_WHAT IS BEING ASKED_: In the entries below, find the lines that contain the word "изделии" and copy them.

(A block of data)

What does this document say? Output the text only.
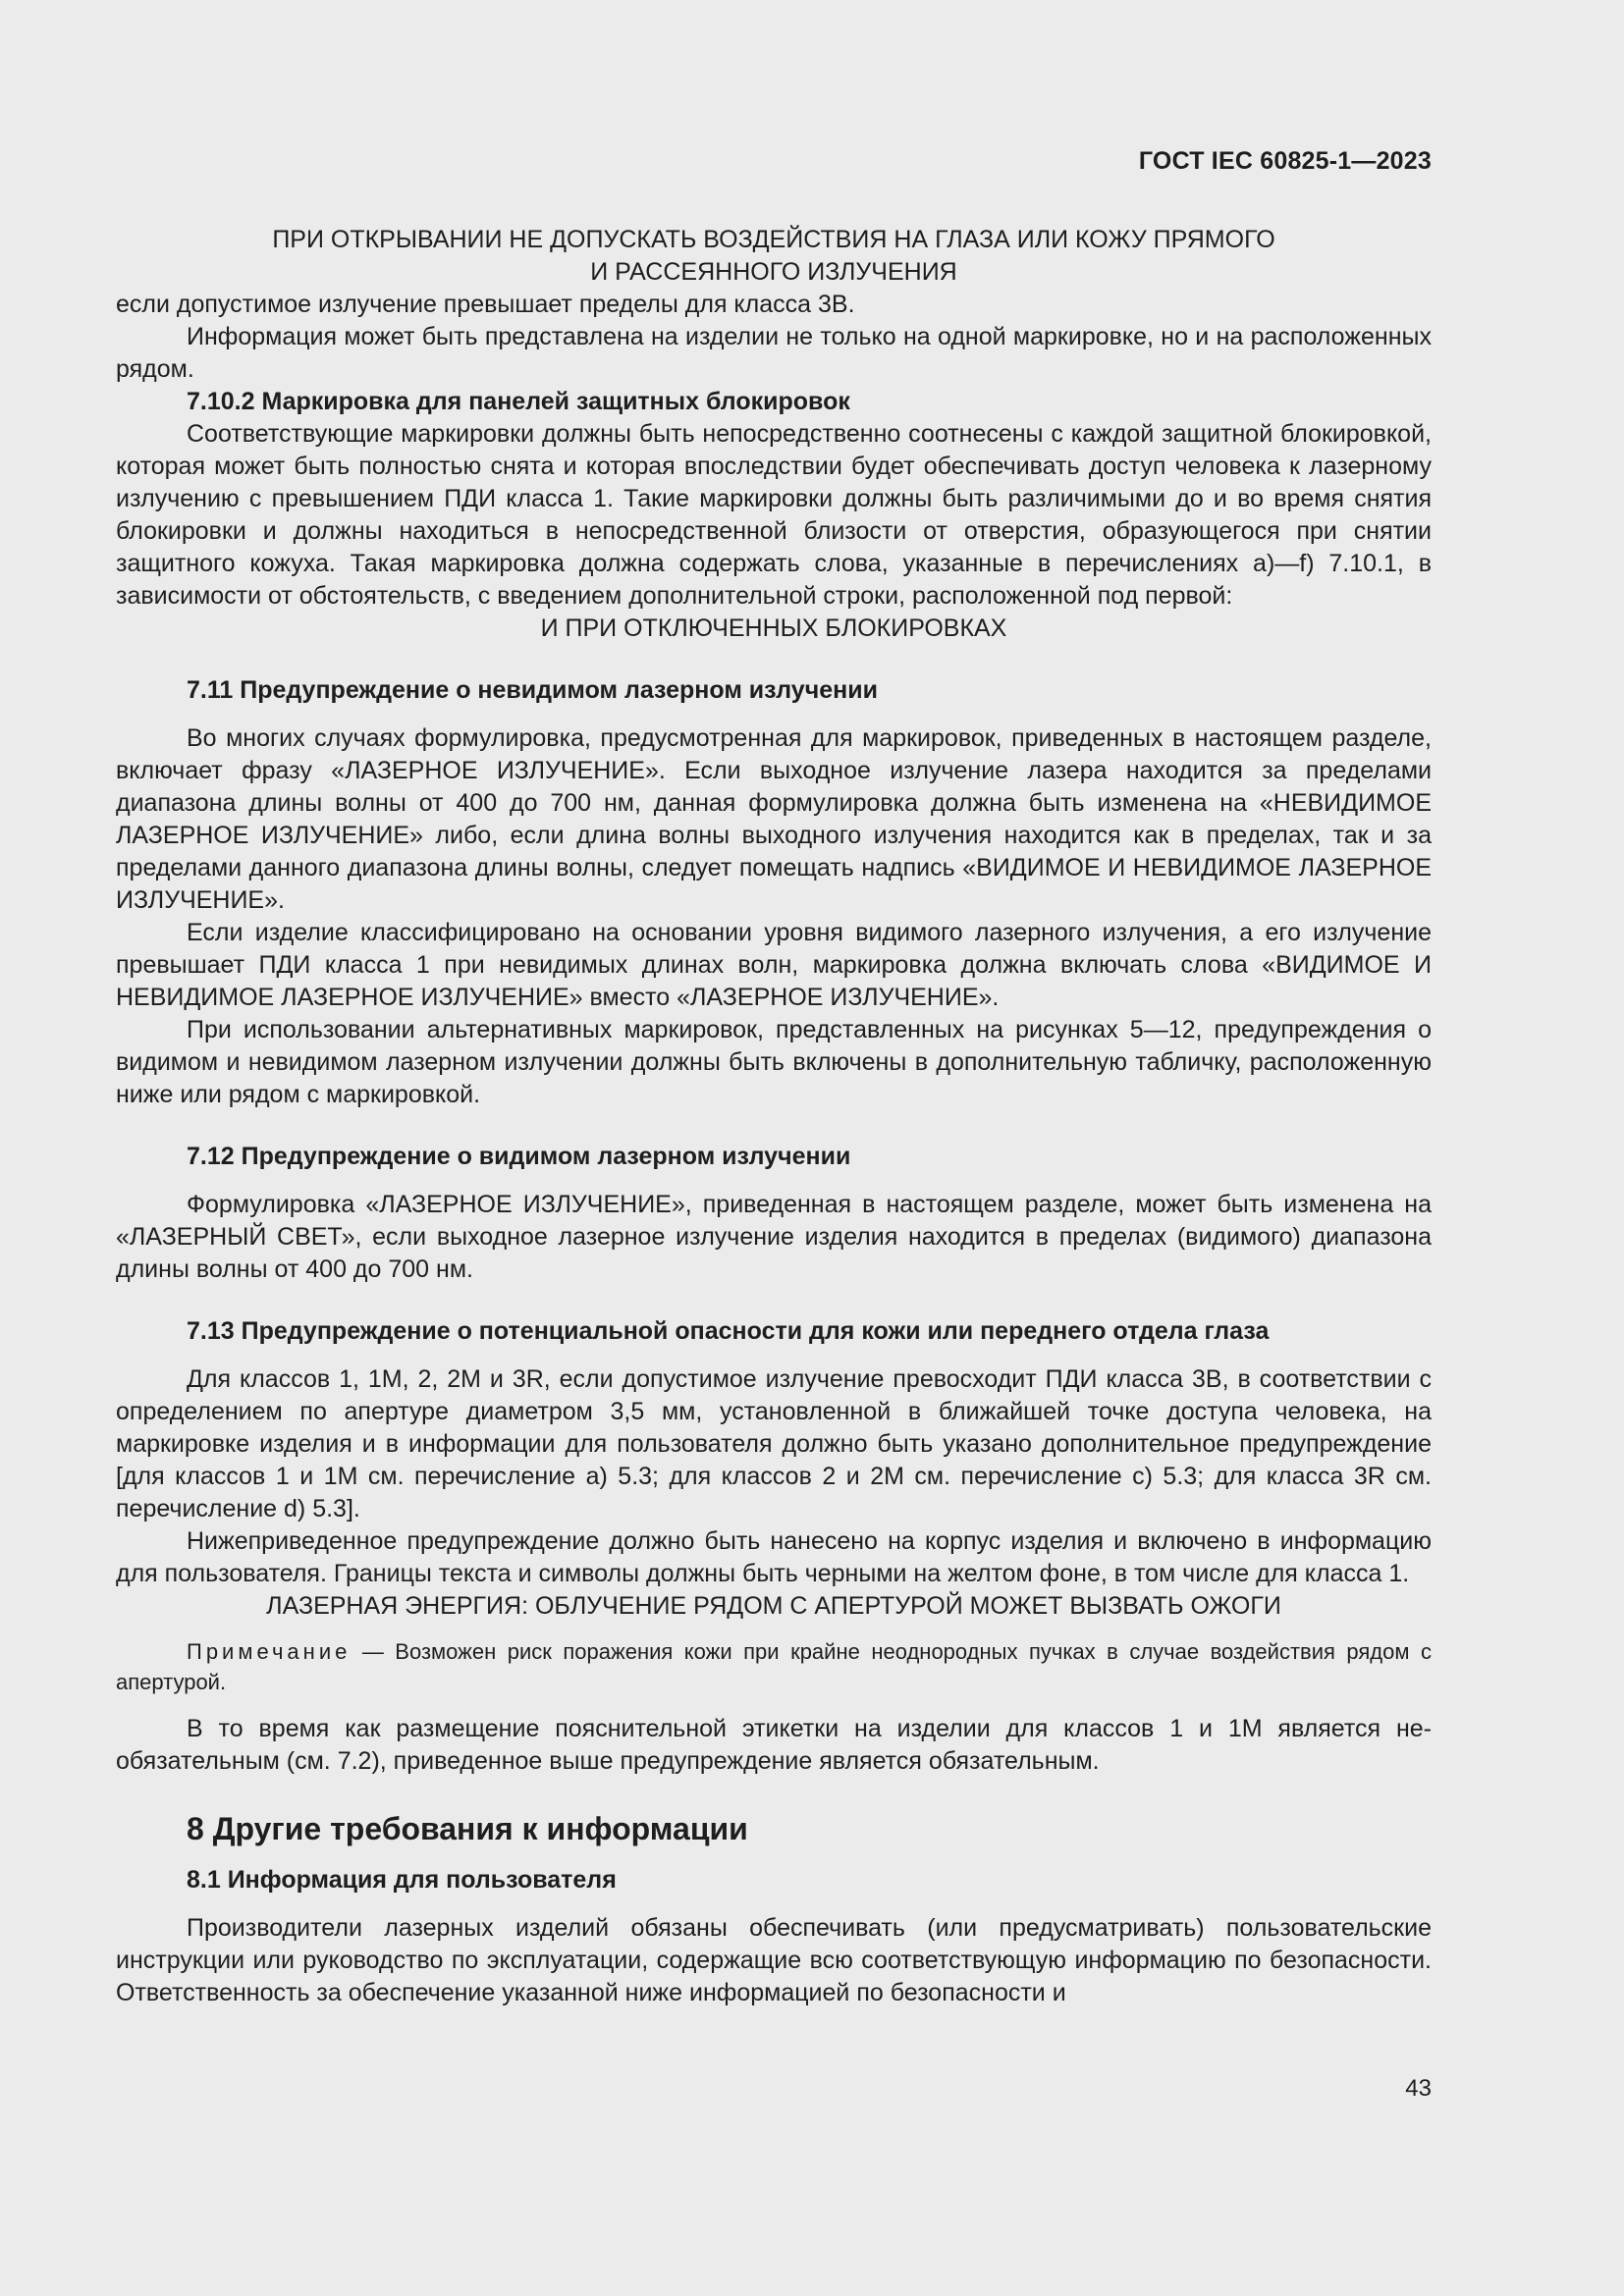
ГОСТ IEC 60825-1—2023

ПРИ ОТКРЫВАНИИ НЕ ДОПУСКАТЬ ВОЗДЕЙСТВИЯ НА ГЛАЗА ИЛИ КОЖУ ПРЯМОГО

И РАССЕЯННОГО ИЗЛУЧЕНИЯ

если допустимое излучение превышает пределы для класса 3В.

Информация может быть представлена на изделии не только на одной маркировке, но и на расположенных рядом.

7.10.2 Маркировка для панелей защитных блокировок

Соответствующие маркировки должны быть непосредственно соотнесены с каждой защитной блокировкой, которая может быть полностью снята и которая впоследствии будет обеспечивать доступ человека к лазерному излучению с превышением ПДИ класса 1. Такие маркировки должны быть различимыми до и во время снятия блокировки и должны находиться в непосредственной близости от отверстия, образующегося при снятии защитного кожуха. Такая маркировка должна содержать слова, указанные в перечислениях а)—f) 7.10.1, в зависимости от обстоятельств, с введением дополнительной строки, расположенной под первой:

И ПРИ ОТКЛЮЧЕННЫХ БЛОКИРОВКАХ

7.11 Предупреждение о невидимом лазерном излучении

Во многих случаях формулировка, предусмотренная для маркировок, приведенных в настоящем разделе, включает фразу «ЛАЗЕРНОЕ ИЗЛУЧЕНИЕ». Если выходное излучение лазера находится за пределами диапазона длины волны от 400 до 700 нм, данная формулировка должна быть изменена на «НЕВИДИМОЕ ЛАЗЕРНОЕ ИЗЛУЧЕНИЕ» либо, если длина волны выходного излучения находится как в пределах, так и за пределами данного диапазона длины волны, следует помещать надпись «ВИДИМОЕ И НЕВИДИМОЕ ЛАЗЕРНОЕ ИЗЛУЧЕНИЕ».

Если изделие классифицировано на основании уровня видимого лазерного излучения, а его излучение превышает ПДИ класса 1 при невидимых длинах волн, маркировка должна включать слова «ВИДИМОЕ И НЕВИДИМОЕ ЛАЗЕРНОЕ ИЗЛУЧЕНИЕ» вместо «ЛАЗЕРНОЕ ИЗЛУЧЕНИЕ».

При использовании альтернативных маркировок, представленных на рисунках 5—12, предупреждения о видимом и невидимом лазерном излучении должны быть включены в дополнительную табличку, расположенную ниже или рядом с маркировкой.

7.12 Предупреждение о видимом лазерном излучении

Формулировка «ЛАЗЕРНОЕ ИЗЛУЧЕНИЕ», приведенная в настоящем разделе, может быть изменена на «ЛАЗЕРНЫЙ СВЕТ», если выходное лазерное излучение изделия находится в пределах (видимого) диапазона длины волны от 400 до 700 нм.

7.13 Предупреждение о потенциальной опасности для кожи или переднего отдела глаза

Для классов 1, 1М, 2, 2М и 3R, если допустимое излучение превосходит ПДИ класса 3В, в соответствии с определением по апертуре диаметром 3,5 мм, установленной в ближайшей точке доступа человека, на маркировке изделия и в информации для пользователя должно быть указано дополнительное предупреждение [для классов 1 и 1М см. перечисление а) 5.3; для классов 2 и 2М см. перечисление с) 5.3; для класса 3R см. перечисление d) 5.3].

Нижеприведенное предупреждение должно быть нанесено на корпус изделия и включено в информацию для пользователя. Границы текста и символы должны быть черными на желтом фоне, в том числе для класса 1.

ЛАЗЕРНАЯ ЭНЕРГИЯ: ОБЛУЧЕНИЕ РЯДОМ С АПЕРТУРОЙ МОЖЕТ ВЫЗВАТЬ ОЖОГИ

Примечание — Возможен риск поражения кожи при крайне неоднородных пучках в случае воздействия рядом с апертурой.

В то время как размещение пояснительной этикетки на изделии для классов 1 и 1М является необязательным (см. 7.2), приведенное выше предупреждение является обязательным.

8 Другие требования к информации
8.1 Информация для пользователя

Производители лазерных изделий обязаны обеспечивать (или предусматривать) пользовательские инструкции или руководство по эксплуатации, содержащие всю соответствующую информацию по безопасности. Ответственность за обеспечение указанной ниже информацией по безопасности и

43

_TASK SOLUTION_:
Информация может быть представлена на изделии не только на одной маркировке, но и на расположенных рядом.
В то время как размещение пояснительной этикетки на изделии для классов 1 и 1М является необязательным (см. 7.2), приведенное выше предупреждение является обязательным.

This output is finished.